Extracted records

───

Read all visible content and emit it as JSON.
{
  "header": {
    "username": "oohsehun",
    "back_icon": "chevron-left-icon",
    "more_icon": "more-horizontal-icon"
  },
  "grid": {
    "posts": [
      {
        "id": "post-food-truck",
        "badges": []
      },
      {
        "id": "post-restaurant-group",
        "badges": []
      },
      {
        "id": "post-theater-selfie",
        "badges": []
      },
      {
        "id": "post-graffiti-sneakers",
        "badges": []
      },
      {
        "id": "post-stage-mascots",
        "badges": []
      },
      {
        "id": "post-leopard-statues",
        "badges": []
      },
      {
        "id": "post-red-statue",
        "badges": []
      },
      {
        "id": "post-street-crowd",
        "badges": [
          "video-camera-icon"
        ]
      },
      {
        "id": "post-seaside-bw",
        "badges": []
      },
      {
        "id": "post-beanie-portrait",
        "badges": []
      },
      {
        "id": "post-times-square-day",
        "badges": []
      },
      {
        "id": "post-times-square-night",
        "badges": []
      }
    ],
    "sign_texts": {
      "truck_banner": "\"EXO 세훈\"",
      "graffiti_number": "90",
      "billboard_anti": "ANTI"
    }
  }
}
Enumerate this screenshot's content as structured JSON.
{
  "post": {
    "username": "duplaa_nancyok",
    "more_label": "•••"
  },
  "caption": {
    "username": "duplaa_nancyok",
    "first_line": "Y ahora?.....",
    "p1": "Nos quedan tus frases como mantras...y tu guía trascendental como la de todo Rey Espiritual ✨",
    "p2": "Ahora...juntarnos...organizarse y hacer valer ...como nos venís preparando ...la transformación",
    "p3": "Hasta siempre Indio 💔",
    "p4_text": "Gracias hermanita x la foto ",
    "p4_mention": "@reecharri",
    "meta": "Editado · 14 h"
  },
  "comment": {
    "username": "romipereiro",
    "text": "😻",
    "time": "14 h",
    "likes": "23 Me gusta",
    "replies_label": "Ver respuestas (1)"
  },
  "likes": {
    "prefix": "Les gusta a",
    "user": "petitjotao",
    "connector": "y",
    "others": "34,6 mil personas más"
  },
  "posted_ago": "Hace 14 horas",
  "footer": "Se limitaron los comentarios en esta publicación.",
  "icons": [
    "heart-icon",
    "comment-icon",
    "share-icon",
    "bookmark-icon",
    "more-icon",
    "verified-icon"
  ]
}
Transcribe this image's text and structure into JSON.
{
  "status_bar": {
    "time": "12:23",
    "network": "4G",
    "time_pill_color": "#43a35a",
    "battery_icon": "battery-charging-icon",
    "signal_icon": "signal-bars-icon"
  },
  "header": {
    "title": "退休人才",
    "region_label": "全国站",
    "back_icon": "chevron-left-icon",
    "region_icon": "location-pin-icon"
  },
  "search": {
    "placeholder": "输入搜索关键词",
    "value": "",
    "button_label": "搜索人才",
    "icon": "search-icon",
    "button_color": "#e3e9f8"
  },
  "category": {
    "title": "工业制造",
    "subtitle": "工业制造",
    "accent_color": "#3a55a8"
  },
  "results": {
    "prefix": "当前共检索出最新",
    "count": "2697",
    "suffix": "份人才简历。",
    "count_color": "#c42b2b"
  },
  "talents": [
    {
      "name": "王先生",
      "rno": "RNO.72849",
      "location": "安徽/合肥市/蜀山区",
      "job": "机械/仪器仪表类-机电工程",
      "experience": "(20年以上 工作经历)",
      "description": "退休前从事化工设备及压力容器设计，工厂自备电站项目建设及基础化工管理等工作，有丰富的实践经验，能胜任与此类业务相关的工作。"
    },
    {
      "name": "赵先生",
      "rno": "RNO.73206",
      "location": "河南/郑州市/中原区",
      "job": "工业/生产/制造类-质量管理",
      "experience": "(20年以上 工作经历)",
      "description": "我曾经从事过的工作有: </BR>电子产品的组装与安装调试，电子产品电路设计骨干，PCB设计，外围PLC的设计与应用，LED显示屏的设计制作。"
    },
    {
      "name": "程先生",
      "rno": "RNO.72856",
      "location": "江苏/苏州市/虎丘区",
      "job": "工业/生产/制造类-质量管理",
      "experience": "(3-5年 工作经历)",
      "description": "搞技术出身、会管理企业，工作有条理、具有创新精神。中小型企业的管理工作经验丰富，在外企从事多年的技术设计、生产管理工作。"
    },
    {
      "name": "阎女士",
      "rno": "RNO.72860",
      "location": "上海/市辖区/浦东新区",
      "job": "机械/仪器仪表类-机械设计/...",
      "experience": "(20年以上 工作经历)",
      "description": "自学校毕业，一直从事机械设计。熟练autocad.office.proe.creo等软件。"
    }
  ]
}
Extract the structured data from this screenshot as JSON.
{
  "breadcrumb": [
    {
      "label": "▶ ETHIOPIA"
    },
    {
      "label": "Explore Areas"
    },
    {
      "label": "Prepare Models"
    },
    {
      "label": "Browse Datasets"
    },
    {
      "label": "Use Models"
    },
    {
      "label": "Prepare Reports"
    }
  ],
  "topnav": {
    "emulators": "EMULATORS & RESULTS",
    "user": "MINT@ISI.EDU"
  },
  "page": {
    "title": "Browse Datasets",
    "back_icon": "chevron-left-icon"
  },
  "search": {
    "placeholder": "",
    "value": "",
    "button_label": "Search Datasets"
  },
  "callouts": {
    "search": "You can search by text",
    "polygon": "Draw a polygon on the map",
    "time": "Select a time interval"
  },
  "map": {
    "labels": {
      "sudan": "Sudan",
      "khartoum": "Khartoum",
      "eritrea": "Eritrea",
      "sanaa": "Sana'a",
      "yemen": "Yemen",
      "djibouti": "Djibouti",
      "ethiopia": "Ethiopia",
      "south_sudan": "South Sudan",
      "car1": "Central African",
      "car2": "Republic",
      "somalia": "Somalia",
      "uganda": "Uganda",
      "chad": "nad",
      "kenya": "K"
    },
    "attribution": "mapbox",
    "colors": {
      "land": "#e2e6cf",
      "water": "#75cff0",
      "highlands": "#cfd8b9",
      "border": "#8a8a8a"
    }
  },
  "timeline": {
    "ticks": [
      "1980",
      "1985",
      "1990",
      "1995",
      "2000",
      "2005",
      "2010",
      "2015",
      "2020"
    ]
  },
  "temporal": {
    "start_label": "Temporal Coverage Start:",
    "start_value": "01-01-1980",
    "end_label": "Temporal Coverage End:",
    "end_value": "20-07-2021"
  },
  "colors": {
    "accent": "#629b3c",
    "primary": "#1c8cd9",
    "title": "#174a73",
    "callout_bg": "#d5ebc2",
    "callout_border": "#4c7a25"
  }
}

───

## REQUIRED TASK
Copy out each line of the entries that holds "Sudan".

## ANSWER TO THIS TASK
      "sudan": "Sudan",
      "south_sudan": "South Sudan",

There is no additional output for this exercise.